--- START Extracted entries ---

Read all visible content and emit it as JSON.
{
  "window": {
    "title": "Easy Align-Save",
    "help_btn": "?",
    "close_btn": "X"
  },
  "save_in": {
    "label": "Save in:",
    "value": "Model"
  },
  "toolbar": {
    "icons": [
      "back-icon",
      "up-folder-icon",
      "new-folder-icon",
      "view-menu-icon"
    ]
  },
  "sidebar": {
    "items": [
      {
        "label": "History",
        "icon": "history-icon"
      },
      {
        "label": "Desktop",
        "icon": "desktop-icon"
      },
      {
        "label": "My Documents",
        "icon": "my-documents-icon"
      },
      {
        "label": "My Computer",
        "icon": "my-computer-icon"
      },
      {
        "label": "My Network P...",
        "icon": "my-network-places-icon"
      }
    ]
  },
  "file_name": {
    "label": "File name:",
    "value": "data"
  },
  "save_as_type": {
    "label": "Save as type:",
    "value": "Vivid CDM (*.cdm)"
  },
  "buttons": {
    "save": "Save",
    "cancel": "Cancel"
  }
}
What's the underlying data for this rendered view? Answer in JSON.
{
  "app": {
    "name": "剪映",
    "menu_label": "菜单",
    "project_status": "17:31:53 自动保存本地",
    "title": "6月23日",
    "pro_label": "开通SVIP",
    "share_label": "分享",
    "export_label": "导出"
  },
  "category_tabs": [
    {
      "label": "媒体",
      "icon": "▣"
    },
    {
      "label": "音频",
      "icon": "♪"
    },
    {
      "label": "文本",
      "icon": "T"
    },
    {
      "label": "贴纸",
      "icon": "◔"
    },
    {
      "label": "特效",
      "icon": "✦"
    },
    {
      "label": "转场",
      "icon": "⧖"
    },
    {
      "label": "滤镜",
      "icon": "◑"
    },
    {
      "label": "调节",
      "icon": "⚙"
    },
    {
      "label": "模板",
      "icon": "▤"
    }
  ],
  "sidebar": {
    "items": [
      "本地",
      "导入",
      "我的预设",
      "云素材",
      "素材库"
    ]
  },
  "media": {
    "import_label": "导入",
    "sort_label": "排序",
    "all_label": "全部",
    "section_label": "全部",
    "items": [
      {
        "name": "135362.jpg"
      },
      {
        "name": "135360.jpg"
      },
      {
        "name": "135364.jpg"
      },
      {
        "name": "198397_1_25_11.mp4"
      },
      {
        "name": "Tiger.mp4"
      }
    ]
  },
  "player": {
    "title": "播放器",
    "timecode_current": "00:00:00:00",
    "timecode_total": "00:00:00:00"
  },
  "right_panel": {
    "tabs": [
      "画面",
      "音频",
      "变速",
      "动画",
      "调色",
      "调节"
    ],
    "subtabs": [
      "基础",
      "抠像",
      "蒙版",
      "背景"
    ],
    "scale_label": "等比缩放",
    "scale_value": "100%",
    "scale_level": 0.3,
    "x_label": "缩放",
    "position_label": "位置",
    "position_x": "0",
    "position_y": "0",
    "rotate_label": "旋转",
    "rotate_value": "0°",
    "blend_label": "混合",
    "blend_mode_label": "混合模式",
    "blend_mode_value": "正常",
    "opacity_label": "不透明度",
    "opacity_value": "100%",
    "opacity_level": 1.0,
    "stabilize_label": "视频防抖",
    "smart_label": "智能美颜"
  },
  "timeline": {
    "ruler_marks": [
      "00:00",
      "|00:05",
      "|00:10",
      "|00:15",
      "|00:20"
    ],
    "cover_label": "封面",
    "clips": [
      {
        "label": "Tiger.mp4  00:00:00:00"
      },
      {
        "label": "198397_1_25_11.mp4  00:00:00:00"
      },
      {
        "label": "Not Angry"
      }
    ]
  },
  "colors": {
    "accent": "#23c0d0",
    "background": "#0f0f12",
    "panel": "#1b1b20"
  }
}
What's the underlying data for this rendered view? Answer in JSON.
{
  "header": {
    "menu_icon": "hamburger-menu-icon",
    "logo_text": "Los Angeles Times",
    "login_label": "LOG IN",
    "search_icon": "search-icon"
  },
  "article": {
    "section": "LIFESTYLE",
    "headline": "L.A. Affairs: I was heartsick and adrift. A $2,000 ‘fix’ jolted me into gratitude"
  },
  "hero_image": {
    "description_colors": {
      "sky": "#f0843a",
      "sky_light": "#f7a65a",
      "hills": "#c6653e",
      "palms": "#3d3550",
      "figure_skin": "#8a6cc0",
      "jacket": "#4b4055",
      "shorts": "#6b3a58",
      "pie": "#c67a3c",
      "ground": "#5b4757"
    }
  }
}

--- END Extracted entries ---

→ Exercise requirements
Reproduce the entries above in full, verbatim.

→ Complete answer
Read all visible content and emit it as JSON.
{
  "window": {
    "title": "Easy Align-Save",
    "help_btn": "?",
    "close_btn": "X"
  },
  "save_in": {
    "label": "Save in:",
    "value": "Model"
  },
  "toolbar": {
    "icons": [
      "back-icon",
      "up-folder-icon",
      "new-folder-icon",
      "view-menu-icon"
    ]
  },
  "sidebar": {
    "items": [
      {
        "label": "History",
        "icon": "history-icon"
      },
      {
        "label": "Desktop",
        "icon": "desktop-icon"
      },
      {
        "label": "My Documents",
        "icon": "my-documents-icon"
      },
      {
        "label": "My Computer",
        "icon": "my-computer-icon"
      },
      {
        "label": "My Network P...",
        "icon": "my-network-places-icon"
      }
    ]
  },
  "file_name": {
    "label": "File name:",
    "value": "data"
  },
  "save_as_type": {
    "label": "Save as type:",
    "value": "Vivid CDM (*.cdm)"
  },
  "buttons": {
    "save": "Save",
    "cancel": "Cancel"
  }
}
What's the underlying data for this rendered view? Answer in JSON.
{
  "app": {
    "name": "剪映",
    "menu_label": "菜单",
    "project_status": "17:31:53 自动保存本地",
    "title": "6月23日",
    "pro_label": "开通SVIP",
    "share_label": "分享",
    "export_label": "导出"
  },
  "category_tabs": [
    {
      "label": "媒体",
      "icon": "▣"
    },
    {
      "label": "音频",
      "icon": "♪"
    },
    {
      "label": "文本",
      "icon": "T"
    },
    {
      "label": "贴纸",
      "icon": "◔"
    },
    {
      "label": "特效",
      "icon": "✦"
    },
    {
      "label": "转场",
      "icon": "⧖"
    },
    {
      "label": "滤镜",
      "icon": "◑"
    },
    {
      "label": "调节",
      "icon": "⚙"
    },
    {
      "label": "模板",
      "icon": "▤"
    }
  ],
  "sidebar": {
    "items": [
      "本地",
      "导入",
      "我的预设",
      "云素材",
      "素材库"
    ]
  },
  "media": {
    "import_label": "导入",
    "sort_label": "排序",
    "all_label": "全部",
    "section_label": "全部",
    "items": [
      {
        "name": "135362.jpg"
      },
      {
        "name": "135360.jpg"
      },
      {
        "name": "135364.jpg"
      },
      {
        "name": "198397_1_25_11.mp4"
      },
      {
        "name": "Tiger.mp4"
      }
    ]
  },
  "player": {
    "title": "播放器",
    "timecode_current": "00:00:00:00",
    "timecode_total": "00:00:00:00"
  },
  "right_panel": {
    "tabs": [
      "画面",
      "音频",
      "变速",
      "动画",
      "调色",
      "调节"
    ],
    "subtabs": [
      "基础",
      "抠像",
      "蒙版",
      "背景"
    ],
    "scale_label": "等比缩放",
    "scale_value": "100%",
    "scale_level": 0.3,
    "x_label": "缩放",
    "position_label": "位置",
    "position_x": "0",
    "position_y": "0",
    "rotate_label": "旋转",
    "rotate_value": "0°",
    "blend_label": "混合",
    "blend_mode_label": "混合模式",
    "blend_mode_value": "正常",
    "opacity_label": "不透明度",
    "opacity_value": "100%",
    "opacity_level": 1.0,
    "stabilize_label": "视频防抖",
    "smart_label": "智能美颜"
  },
  "timeline": {
    "ruler_marks": [
      "00:00",
      "|00:05",
      "|00:10",
      "|00:15",
      "|00:20"
    ],
    "cover_label": "封面",
    "clips": [
      {
        "label": "Tiger.mp4  00:00:00:00"
      },
      {
        "label": "198397_1_25_11.mp4  00:00:00:00"
      },
      {
        "label": "Not Angry"
      }
    ]
  },
  "colors": {
    "accent": "#23c0d0",
    "background": "#0f0f12",
    "panel": "#1b1b20"
  }
}
What's the underlying data for this rendered view? Answer in JSON.
{
  "header": {
    "menu_icon": "hamburger-menu-icon",
    "logo_text": "Los Angeles Times",
    "login_label": "LOG IN",
    "search_icon": "search-icon"
  },
  "article": {
    "section": "LIFESTYLE",
    "headline": "L.A. Affairs: I was heartsick and adrift. A $2,000 ‘fix’ jolted me into gratitude"
  },
  "hero_image": {
    "description_colors": {
      "sky": "#f0843a",
      "sky_light": "#f7a65a",
      "hills": "#c6653e",
      "palms": "#3d3550",
      "figure_skin": "#8a6cc0",
      "jacket": "#4b4055",
      "shorts": "#6b3a58",
      "pie": "#c67a3c",
      "ground": "#5b4757"
    }
  }
}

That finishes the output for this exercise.